Every line below that holds the string "this" should be copied out.

BEGIN Supplied records

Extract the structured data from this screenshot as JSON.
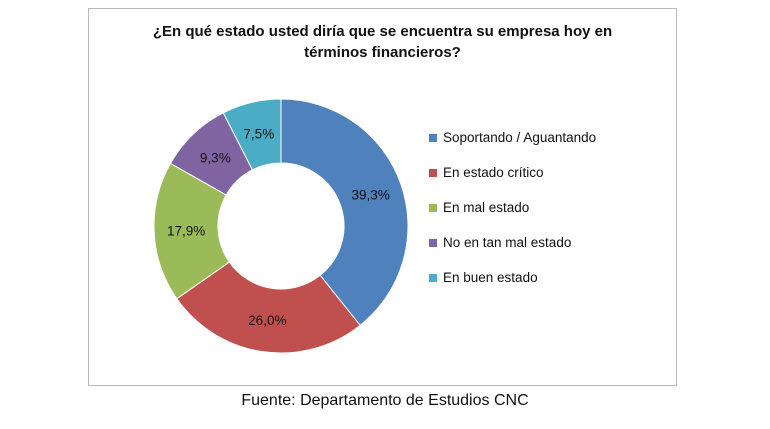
{
  "chart_data": {
    "type": "pie",
    "title_lines": [
      "¿En qué estado usted diría que se encuentra su empresa hoy en",
      "términos financieros?"
    ],
    "categories": [
      "Soportando / Aguantando",
      "En estado crítico",
      "En mal estado",
      "No en tan mal estado",
      "En buen estado"
    ],
    "values": [
      39.3,
      26.0,
      17.9,
      9.3,
      7.5
    ],
    "data_labels": [
      "39,3%",
      "26,0%",
      "17,9%",
      "9,3%",
      "7,5%"
    ],
    "colors": [
      "#4F81BD",
      "#C0504D",
      "#9BBB59",
      "#8064A2",
      "#4BACC6"
    ],
    "donut": true,
    "legend_position": "right"
  },
  "source_note": "Fuente: Departamento de Estudios CNC"
}
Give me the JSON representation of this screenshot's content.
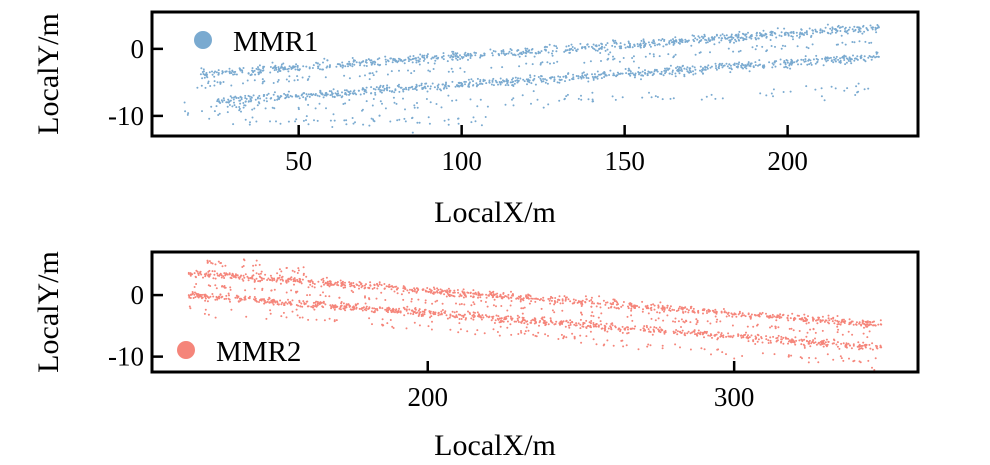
{
  "chart_data": [
    {
      "type": "scatter",
      "xlabel": "LocalX/m",
      "ylabel": "LocalY/m",
      "xlim": [
        5,
        240
      ],
      "ylim": [
        -13,
        5.5
      ],
      "xticks": [
        50,
        100,
        150,
        200
      ],
      "yticks": [
        0,
        -10
      ],
      "xtick_labels": [
        "50",
        "100",
        "150",
        "200"
      ],
      "ytick_labels": [
        "0",
        "-10"
      ],
      "legend": "top-left",
      "grid": false,
      "series": [
        {
          "name": "MMR1",
          "color": "#7aaad0",
          "bands": [
            {
              "x": [
                20,
                228
              ],
              "y": [
                -3.8,
                3.2
              ],
              "spread": 0.6,
              "density": 4
            },
            {
              "x": [
                25,
                228
              ],
              "y": [
                -7.8,
                -1.2
              ],
              "spread": 0.6,
              "density": 4
            },
            {
              "x": [
                18,
                228
              ],
              "y": [
                -5.5,
                1.0
              ],
              "spread": 0.5,
              "density": 0.6
            },
            {
              "x": [
                15,
                225
              ],
              "y": [
                -9.2,
                -6.2
              ],
              "spread": 1.0,
              "density": 0.6
            },
            {
              "x": [
                28,
                110
              ],
              "y": [
                -11.0,
                -10.5
              ],
              "spread": 0.9,
              "density": 0.7
            }
          ],
          "points_sample": [
            {
              "x": 20,
              "y": -3.8
            },
            {
              "x": 100,
              "y": -1.2
            },
            {
              "x": 228,
              "y": 3.2
            },
            {
              "x": 25,
              "y": -7.8
            },
            {
              "x": 125,
              "y": -4.5
            },
            {
              "x": 228,
              "y": -1.2
            },
            {
              "x": 15,
              "y": -8.0
            },
            {
              "x": 35,
              "y": -11.3
            },
            {
              "x": 85,
              "y": -12.5
            }
          ]
        }
      ]
    },
    {
      "type": "scatter",
      "xlabel": "LocalX/m",
      "ylabel": "LocalY/m",
      "xlim": [
        110,
        360
      ],
      "ylim": [
        -12.5,
        7
      ],
      "xticks": [
        200,
        300
      ],
      "yticks": [
        0,
        -10
      ],
      "xtick_labels": [
        "200",
        "300"
      ],
      "ytick_labels": [
        "0",
        "-10"
      ],
      "legend": "bottom-left",
      "grid": false,
      "series": [
        {
          "name": "MMR2",
          "color": "#f5857a",
          "bands": [
            {
              "x": [
                122,
                348
              ],
              "y": [
                3.6,
                -4.8
              ],
              "spread": 0.6,
              "density": 4
            },
            {
              "x": [
                122,
                348
              ],
              "y": [
                0.0,
                -8.5
              ],
              "spread": 0.6,
              "density": 4
            },
            {
              "x": [
                122,
                348
              ],
              "y": [
                1.8,
                -6.6
              ],
              "spread": 0.5,
              "density": 0.6
            },
            {
              "x": [
                122,
                348
              ],
              "y": [
                -2.2,
                -11.0
              ],
              "spread": 1.0,
              "density": 0.6
            },
            {
              "x": [
                128,
                160
              ],
              "y": [
                5.5,
                3.5
              ],
              "spread": 0.8,
              "density": 1.2
            }
          ],
          "points_sample": [
            {
              "x": 122,
              "y": 3.6
            },
            {
              "x": 235,
              "y": -0.6
            },
            {
              "x": 348,
              "y": -4.8
            },
            {
              "x": 122,
              "y": 0.0
            },
            {
              "x": 235,
              "y": -4.2
            },
            {
              "x": 348,
              "y": -8.5
            },
            {
              "x": 140,
              "y": 5.8
            },
            {
              "x": 300,
              "y": -10.3
            },
            {
              "x": 345,
              "y": -11.8
            }
          ]
        }
      ]
    }
  ]
}
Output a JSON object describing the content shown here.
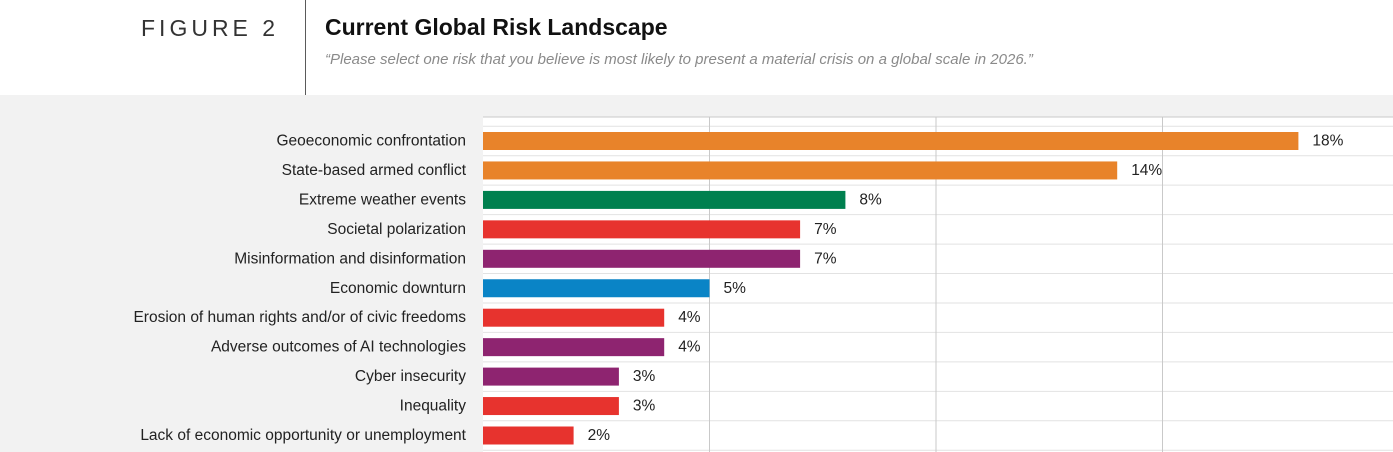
{
  "figure_label": "FIGURE 2",
  "title": "Current Global Risk Landscape",
  "subtitle": "“Please select one risk that you believe is most likely to present a material crisis on a global scale in 2026.”",
  "colors": {
    "orange": "#e8832a",
    "green": "#00804f",
    "red": "#e7332e",
    "purple": "#8e2470",
    "blue": "#0a84c6",
    "plot_background": "#f2f2f2",
    "grid": "#c9c9c9"
  },
  "chart_data": {
    "type": "bar",
    "orientation": "horizontal",
    "categories": [
      "Geoeconomic confrontation",
      "State-based armed conflict",
      "Extreme weather events",
      "Societal polarization",
      "Misinformation and disinformation",
      "Economic downturn",
      "Erosion of human rights and/or of civic freedoms",
      "Adverse outcomes of AI technologies",
      "Cyber insecurity",
      "Inequality",
      "Lack of economic opportunity or unemployment"
    ],
    "values": [
      18,
      14,
      8,
      7,
      7,
      5,
      4,
      4,
      3,
      3,
      2
    ],
    "value_labels": [
      "18%",
      "14%",
      "8%",
      "7%",
      "7%",
      "5%",
      "4%",
      "4%",
      "3%",
      "3%",
      "2%"
    ],
    "bar_colors": [
      "#e8832a",
      "#e8832a",
      "#00804f",
      "#e7332e",
      "#8e2470",
      "#0a84c6",
      "#e7332e",
      "#8e2470",
      "#8e2470",
      "#e7332e",
      "#e7332e"
    ],
    "xlim": [
      0,
      20
    ],
    "grid": true,
    "title": "Current Global Risk Landscape"
  }
}
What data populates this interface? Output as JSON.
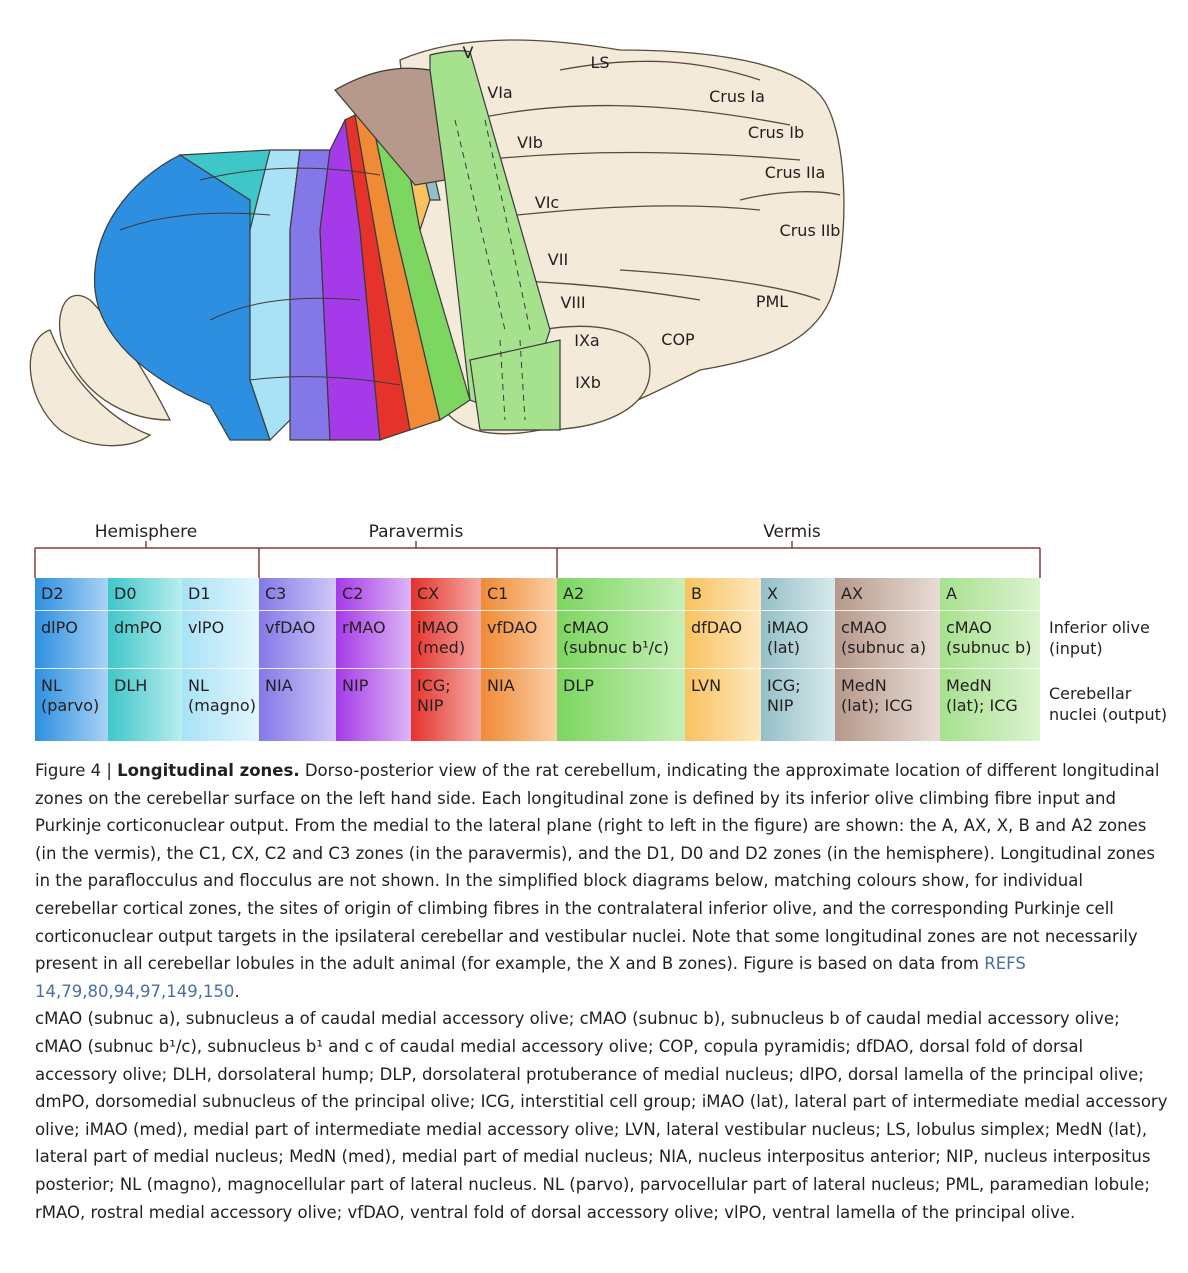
{
  "lobule_labels": [
    "V",
    "VIa",
    "VIb",
    "VIc",
    "VII",
    "VIII",
    "IXa",
    "IXb",
    "LS",
    "Crus Ia",
    "Crus Ib",
    "Crus IIa",
    "Crus IIb",
    "PML",
    "COP"
  ],
  "groups": {
    "hemisphere": "Hemisphere",
    "paravermis": "Paravermis",
    "vermis": "Vermis"
  },
  "row_labels": {
    "olive": [
      "Inferior olive",
      "(input)"
    ],
    "nuclei": [
      "Cerebellar",
      "nuclei (output)"
    ]
  },
  "zones": [
    {
      "name": "D2",
      "olive": [
        "dlPO"
      ],
      "nuclei": [
        "NL",
        "(parvo)"
      ],
      "colors": [
        "#2d8fe0",
        "#a9d3f5"
      ]
    },
    {
      "name": "D0",
      "olive": [
        "dmPO"
      ],
      "nuclei": [
        "DLH"
      ],
      "colors": [
        "#3fc6c9",
        "#b8eeee"
      ]
    },
    {
      "name": "D1",
      "olive": [
        "vlPO"
      ],
      "nuclei": [
        "NL",
        "(magno)"
      ],
      "colors": [
        "#a9e2f6",
        "#e2f6fd"
      ]
    },
    {
      "name": "C3",
      "olive": [
        "vfDAO"
      ],
      "nuclei": [
        "NIA"
      ],
      "colors": [
        "#8478e8",
        "#cfc9f7"
      ]
    },
    {
      "name": "C2",
      "olive": [
        "rMAO"
      ],
      "nuclei": [
        "NIP"
      ],
      "colors": [
        "#a53be8",
        "#dcb6f5"
      ]
    },
    {
      "name": "CX",
      "olive": [
        "iMAO",
        "(med)"
      ],
      "nuclei": [
        "ICG;",
        "NIP"
      ],
      "colors": [
        "#e5322b",
        "#f5aaa5"
      ]
    },
    {
      "name": "C1",
      "olive": [
        "vfDAO"
      ],
      "nuclei": [
        "NIA"
      ],
      "colors": [
        "#f08a35",
        "#fbcfa6"
      ]
    },
    {
      "name": "A2",
      "olive": [
        "cMAO",
        "(subnuc b¹/c)"
      ],
      "nuclei": [
        "DLP"
      ],
      "colors": [
        "#7cd65f",
        "#c6efb8"
      ]
    },
    {
      "name": "B",
      "olive": [
        "dfDAO"
      ],
      "nuclei": [
        "LVN"
      ],
      "colors": [
        "#f9c25f",
        "#fde8be"
      ]
    },
    {
      "name": "X",
      "olive": [
        "iMAO",
        "(lat)"
      ],
      "nuclei": [
        "ICG;",
        "NIP"
      ],
      "colors": [
        "#93bfc6",
        "#d8eaed"
      ]
    },
    {
      "name": "AX",
      "olive": [
        "cMAO",
        "(subnuc a)"
      ],
      "nuclei": [
        "MedN",
        "(lat); ICG"
      ],
      "colors": [
        "#b6998b",
        "#e8ddd6"
      ]
    },
    {
      "name": "A",
      "olive": [
        "cMAO",
        "(subnuc b)"
      ],
      "nuclei": [
        "MedN",
        "(lat); ICG"
      ],
      "colors": [
        "#a6e18e",
        "#dcf3d0"
      ]
    }
  ],
  "caption": {
    "figure_number": "Figure 4 | ",
    "title": "Longitudinal zones.",
    "body": " Dorso-posterior view of the rat cerebellum, indicating the approximate location of different longitudinal zones on the cerebellar surface on the left hand side. Each longitudinal zone is defined by its inferior olive climbing fibre input and Purkinje corticonuclear output. From the medial to the lateral plane (right to left in the figure) are shown: the A, AX, X, B and A2 zones (in the vermis), the C1, CX, C2 and C3 zones (in the paravermis), and the D1, D0 and D2 zones (in the hemisphere). Longitudinal zones in the paraflocculus and flocculus are not shown. In the simplified block diagrams below, matching colours show, for individual cerebellar cortical zones, the sites of origin of climbing fibres in the contralateral inferior olive, and the corresponding Purkinje cell corticonuclear output targets in the ipsilateral cerebellar and vestibular nuclei. Note that some longitudinal zones are not necessarily present in all cerebellar lobules in the adult animal (for example, the X and B zones). Figure is based on data from ",
    "refs": "REFS 14,79,80,94,97,149,150",
    "after_refs": ".",
    "abbreviations": "cMAO (subnuc a), subnucleus a of caudal medial accessory olive; cMAO (subnuc b), subnucleus b of caudal medial accessory olive; cMAO (subnuc b¹/c), subnucleus b¹ and c of caudal medial accessory olive; COP, copula pyramidis; dfDAO, dorsal fold of dorsal accessory olive; DLH, dorsolateral hump; DLP, dorsolateral protuberance of medial nucleus; dlPO, dorsal lamella of the principal olive; dmPO, dorsomedial subnucleus of the principal olive; ICG, interstitial cell group; iMAO (lat), lateral part of intermediate medial accessory olive; iMAO (med), medial part of intermediate medial accessory olive; LVN, lateral vestibular nucleus; LS, lobulus simplex; MedN (lat), lateral part of medial nucleus; MedN (med), medial part of medial nucleus; NIA, nucleus interpositus anterior; NIP, nucleus interpositus posterior; NL (magno), magnocellular part of lateral nucleus. NL (parvo), parvocellular part of lateral nucleus; PML, paramedian lobule; rMAO, rostral medial accessory olive; vfDAO, ventral fold of dorsal accessory olive; vlPO, ventral lamella of the principal olive."
  }
}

END Supplied records

The result
Extract the structured data from this screenshot as JSON.
Give me the JSON representation of this screenshot's content.
What data populates this interface? Output as JSON.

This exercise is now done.